**Exercise**
Copy the data word for word, keeping every line.

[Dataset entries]
* Start *
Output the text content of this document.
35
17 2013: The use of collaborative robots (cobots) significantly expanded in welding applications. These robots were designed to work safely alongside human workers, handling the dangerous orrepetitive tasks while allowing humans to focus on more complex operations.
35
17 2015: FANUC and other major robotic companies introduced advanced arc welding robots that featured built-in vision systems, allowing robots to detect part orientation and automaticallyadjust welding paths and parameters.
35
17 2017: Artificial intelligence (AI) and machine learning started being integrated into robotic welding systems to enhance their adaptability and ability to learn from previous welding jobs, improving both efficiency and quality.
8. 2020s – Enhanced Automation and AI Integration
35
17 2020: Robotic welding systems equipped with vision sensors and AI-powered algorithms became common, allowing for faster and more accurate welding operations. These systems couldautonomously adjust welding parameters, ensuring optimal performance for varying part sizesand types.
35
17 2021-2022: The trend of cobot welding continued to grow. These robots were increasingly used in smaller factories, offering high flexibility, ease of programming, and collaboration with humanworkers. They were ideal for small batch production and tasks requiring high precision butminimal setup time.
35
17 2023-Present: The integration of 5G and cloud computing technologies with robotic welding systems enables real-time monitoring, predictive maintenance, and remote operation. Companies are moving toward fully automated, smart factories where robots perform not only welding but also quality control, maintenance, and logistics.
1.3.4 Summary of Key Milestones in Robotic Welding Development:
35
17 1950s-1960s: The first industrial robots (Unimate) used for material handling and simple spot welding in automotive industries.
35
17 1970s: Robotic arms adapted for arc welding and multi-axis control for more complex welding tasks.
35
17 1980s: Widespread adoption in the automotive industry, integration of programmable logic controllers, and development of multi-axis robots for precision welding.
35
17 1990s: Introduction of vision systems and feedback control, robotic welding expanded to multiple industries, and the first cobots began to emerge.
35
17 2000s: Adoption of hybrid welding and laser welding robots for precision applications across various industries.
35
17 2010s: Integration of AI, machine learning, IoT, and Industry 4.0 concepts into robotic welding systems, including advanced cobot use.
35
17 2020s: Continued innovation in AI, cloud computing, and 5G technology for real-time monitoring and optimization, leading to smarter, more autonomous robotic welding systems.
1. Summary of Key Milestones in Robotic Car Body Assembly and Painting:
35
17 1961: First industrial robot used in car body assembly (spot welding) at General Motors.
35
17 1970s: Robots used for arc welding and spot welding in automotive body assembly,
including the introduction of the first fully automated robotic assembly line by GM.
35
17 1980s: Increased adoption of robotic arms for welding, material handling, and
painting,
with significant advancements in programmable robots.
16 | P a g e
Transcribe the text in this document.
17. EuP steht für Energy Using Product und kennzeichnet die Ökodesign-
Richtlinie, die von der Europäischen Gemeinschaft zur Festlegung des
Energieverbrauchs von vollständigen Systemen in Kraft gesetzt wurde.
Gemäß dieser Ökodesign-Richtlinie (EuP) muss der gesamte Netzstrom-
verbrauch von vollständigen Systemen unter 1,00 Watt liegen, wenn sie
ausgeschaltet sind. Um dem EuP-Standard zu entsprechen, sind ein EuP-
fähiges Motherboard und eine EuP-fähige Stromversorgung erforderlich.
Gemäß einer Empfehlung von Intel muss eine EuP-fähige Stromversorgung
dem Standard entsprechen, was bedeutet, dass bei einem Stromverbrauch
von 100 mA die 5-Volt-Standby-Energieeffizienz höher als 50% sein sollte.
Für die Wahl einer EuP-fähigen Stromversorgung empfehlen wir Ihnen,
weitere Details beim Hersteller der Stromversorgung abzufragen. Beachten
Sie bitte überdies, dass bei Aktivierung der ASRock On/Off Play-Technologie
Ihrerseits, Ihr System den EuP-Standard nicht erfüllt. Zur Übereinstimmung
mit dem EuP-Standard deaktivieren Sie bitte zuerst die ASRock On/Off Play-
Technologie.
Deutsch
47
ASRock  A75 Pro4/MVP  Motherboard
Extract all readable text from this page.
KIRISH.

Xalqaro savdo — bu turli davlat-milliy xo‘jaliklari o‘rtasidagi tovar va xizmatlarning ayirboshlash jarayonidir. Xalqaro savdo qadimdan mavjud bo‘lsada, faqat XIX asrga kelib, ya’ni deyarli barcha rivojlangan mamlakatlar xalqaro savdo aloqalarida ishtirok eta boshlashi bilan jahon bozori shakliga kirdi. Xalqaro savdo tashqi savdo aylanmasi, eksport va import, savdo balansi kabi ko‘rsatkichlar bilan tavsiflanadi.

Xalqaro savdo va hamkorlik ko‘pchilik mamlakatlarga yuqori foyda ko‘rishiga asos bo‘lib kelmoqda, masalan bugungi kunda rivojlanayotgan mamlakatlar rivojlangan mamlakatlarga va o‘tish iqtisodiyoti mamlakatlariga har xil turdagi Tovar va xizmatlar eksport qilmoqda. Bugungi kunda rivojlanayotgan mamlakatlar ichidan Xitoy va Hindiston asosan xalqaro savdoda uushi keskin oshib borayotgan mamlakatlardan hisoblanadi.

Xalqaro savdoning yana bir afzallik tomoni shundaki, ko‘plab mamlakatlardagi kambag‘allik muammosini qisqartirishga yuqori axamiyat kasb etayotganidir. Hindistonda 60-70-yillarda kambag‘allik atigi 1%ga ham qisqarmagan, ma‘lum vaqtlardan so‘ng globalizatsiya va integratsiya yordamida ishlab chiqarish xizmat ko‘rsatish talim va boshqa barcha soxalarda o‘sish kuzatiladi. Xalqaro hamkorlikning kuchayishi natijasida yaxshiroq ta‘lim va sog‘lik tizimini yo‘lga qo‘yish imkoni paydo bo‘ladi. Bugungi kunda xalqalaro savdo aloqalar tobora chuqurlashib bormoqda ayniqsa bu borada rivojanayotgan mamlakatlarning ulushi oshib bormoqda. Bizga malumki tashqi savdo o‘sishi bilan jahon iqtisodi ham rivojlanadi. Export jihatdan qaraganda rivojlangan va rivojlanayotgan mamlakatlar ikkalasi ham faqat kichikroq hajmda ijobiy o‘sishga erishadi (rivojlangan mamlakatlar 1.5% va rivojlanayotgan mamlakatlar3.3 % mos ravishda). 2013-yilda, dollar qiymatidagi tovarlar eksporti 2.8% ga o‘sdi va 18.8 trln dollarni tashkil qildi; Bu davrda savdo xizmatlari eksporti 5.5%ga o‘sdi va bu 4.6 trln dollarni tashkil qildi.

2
* End *
**Correct answer**
Output the text content of this document.
35
17 2013: The use of collaborative robots (cobots) significantly expanded in welding applications. These robots were designed to work safely alongside human workers, handling the dangerous orrepetitive tasks while allowing humans to focus on more complex operations.
35
17 2015: FANUC and other major robotic companies introduced advanced arc welding robots that featured built-in vision systems, allowing robots to detect part orientation and automaticallyadjust welding paths and parameters.
35
17 2017: Artificial intelligence (AI) and machine learning started being integrated into robotic welding systems to enhance their adaptability and ability to learn from previous welding jobs, improving both efficiency and quality.
8. 2020s – Enhanced Automation and AI Integration
35
17 2020: Robotic welding systems equipped with vision sensors and AI-powered algorithms became common, allowing for faster and more accurate welding operations. These systems couldautonomously adjust welding parameters, ensuring optimal performance for varying part sizesand types.
35
17 2021-2022: The trend of cobot welding continued to grow. These robots were increasingly used in smaller factories, offering high flexibility, ease of programming, and collaboration with humanworkers. They were ideal for small batch production and tasks requiring high precision butminimal setup time.
35
17 2023-Present: The integration of 5G and cloud computing technologies with robotic welding systems enables real-time monitoring, predictive maintenance, and remote operation. Companies are moving toward fully automated, smart factories where robots perform not only welding but also quality control, maintenance, and logistics.
1.3.4 Summary of Key Milestones in Robotic Welding Development:
35
17 1950s-1960s: The first industrial robots (Unimate) used for material handling and simple spot welding in automotive industries.
35
17 1970s: Robotic arms adapted for arc welding and multi-axis control for more complex welding tasks.
35
17 1980s: Widespread adoption in the automotive industry, integration of programmable logic controllers, and development of multi-axis robots for precision welding.
35
17 1990s: Introduction of vision systems and feedback control, robotic welding expanded to multiple industries, and the first cobots began to emerge.
35
17 2000s: Adoption of hybrid welding and laser welding robots for precision applications across various industries.
35
17 2010s: Integration of AI, machine learning, IoT, and Industry 4.0 concepts into robotic welding systems, including advanced cobot use.
35
17 2020s: Continued innovation in AI, cloud computing, and 5G technology for real-time monitoring and optimization, leading to smarter, more autonomous robotic welding systems.
1. Summary of Key Milestones in Robotic Car Body Assembly and Painting:
35
17 1961: First industrial robot used in car body assembly (spot welding) at General Motors.
35
17 1970s: Robots used for arc welding and spot welding in automotive body assembly,
including the introduction of the first fully automated robotic assembly line by GM.
35
17 1980s: Increased adoption of robotic arms for welding, material handling, and
painting,
with significant advancements in programmable robots.
16 | P a g e
Transcribe the text in this document.
17. EuP steht für Energy Using Product und kennzeichnet die Ökodesign-
Richtlinie, die von der Europäischen Gemeinschaft zur Festlegung des
Energieverbrauchs von vollständigen Systemen in Kraft gesetzt wurde.
Gemäß dieser Ökodesign-Richtlinie (EuP) muss der gesamte Netzstrom-
verbrauch von vollständigen Systemen unter 1,00 Watt liegen, wenn sie
ausgeschaltet sind. Um dem EuP-Standard zu entsprechen, sind ein EuP-
fähiges Motherboard und eine EuP-fähige Stromversorgung erforderlich.
Gemäß einer Empfehlung von Intel muss eine EuP-fähige Stromversorgung
dem Standard entsprechen, was bedeutet, dass bei einem Stromverbrauch
von 100 mA die 5-Volt-Standby-Energieeffizienz höher als 50% sein sollte.
Für die Wahl einer EuP-fähigen Stromversorgung empfehlen wir Ihnen,
weitere Details beim Hersteller der Stromversorgung abzufragen. Beachten
Sie bitte überdies, dass bei Aktivierung der ASRock On/Off Play-Technologie
Ihrerseits, Ihr System den EuP-Standard nicht erfüllt. Zur Übereinstimmung
mit dem EuP-Standard deaktivieren Sie bitte zuerst die ASRock On/Off Play-
Technologie.
Deutsch
47
ASRock  A75 Pro4/MVP  Motherboard
Extract all readable text from this page.
KIRISH.

Xalqaro savdo — bu turli davlat-milliy xo‘jaliklari o‘rtasidagi tovar va xizmatlarning ayirboshlash jarayonidir. Xalqaro savdo qadimdan mavjud bo‘lsada, faqat XIX asrga kelib, ya’ni deyarli barcha rivojlangan mamlakatlar xalqaro savdo aloqalarida ishtirok eta boshlashi bilan jahon bozori shakliga kirdi. Xalqaro savdo tashqi savdo aylanmasi, eksport va import, savdo balansi kabi ko‘rsatkichlar bilan tavsiflanadi.

Xalqaro savdo va hamkorlik ko‘pchilik mamlakatlarga yuqori foyda ko‘rishiga asos bo‘lib kelmoqda, masalan bugungi kunda rivojlanayotgan mamlakatlar rivojlangan mamlakatlarga va o‘tish iqtisodiyoti mamlakatlariga har xil turdagi Tovar va xizmatlar eksport qilmoqda. Bugungi kunda rivojlanayotgan mamlakatlar ichidan Xitoy va Hindiston asosan xalqaro savdoda uushi keskin oshib borayotgan mamlakatlardan hisoblanadi.

Xalqaro savdoning yana bir afzallik tomoni shundaki, ko‘plab mamlakatlardagi kambag‘allik muammosini qisqartirishga yuqori axamiyat kasb etayotganidir. Hindistonda 60-70-yillarda kambag‘allik atigi 1%ga ham qisqarmagan, ma‘lum vaqtlardan so‘ng globalizatsiya va integratsiya yordamida ishlab chiqarish xizmat ko‘rsatish talim va boshqa barcha soxalarda o‘sish kuzatiladi. Xalqaro hamkorlikning kuchayishi natijasida yaxshiroq ta‘lim va sog‘lik tizimini yo‘lga qo‘yish imkoni paydo bo‘ladi. Bugungi kunda xalqalaro savdo aloqalar tobora chuqurlashib bormoqda ayniqsa bu borada rivojanayotgan mamlakatlarning ulushi oshib bormoqda. Bizga malumki tashqi savdo o‘sishi bilan jahon iqtisodi ham rivojlanadi. Export jihatdan qaraganda rivojlangan va rivojlanayotgan mamlakatlar ikkalasi ham faqat kichikroq hajmda ijobiy o‘sishga erishadi (rivojlangan mamlakatlar 1.5% va rivojlanayotgan mamlakatlar3.3 % mos ravishda). 2013-yilda, dollar qiymatidagi tovarlar eksporti 2.8% ga o‘sdi va 18.8 trln dollarni tashkil qildi; Bu davrda savdo xizmatlari eksporti 5.5%ga o‘sdi va bu 4.6 trln dollarni tashkil qildi.

2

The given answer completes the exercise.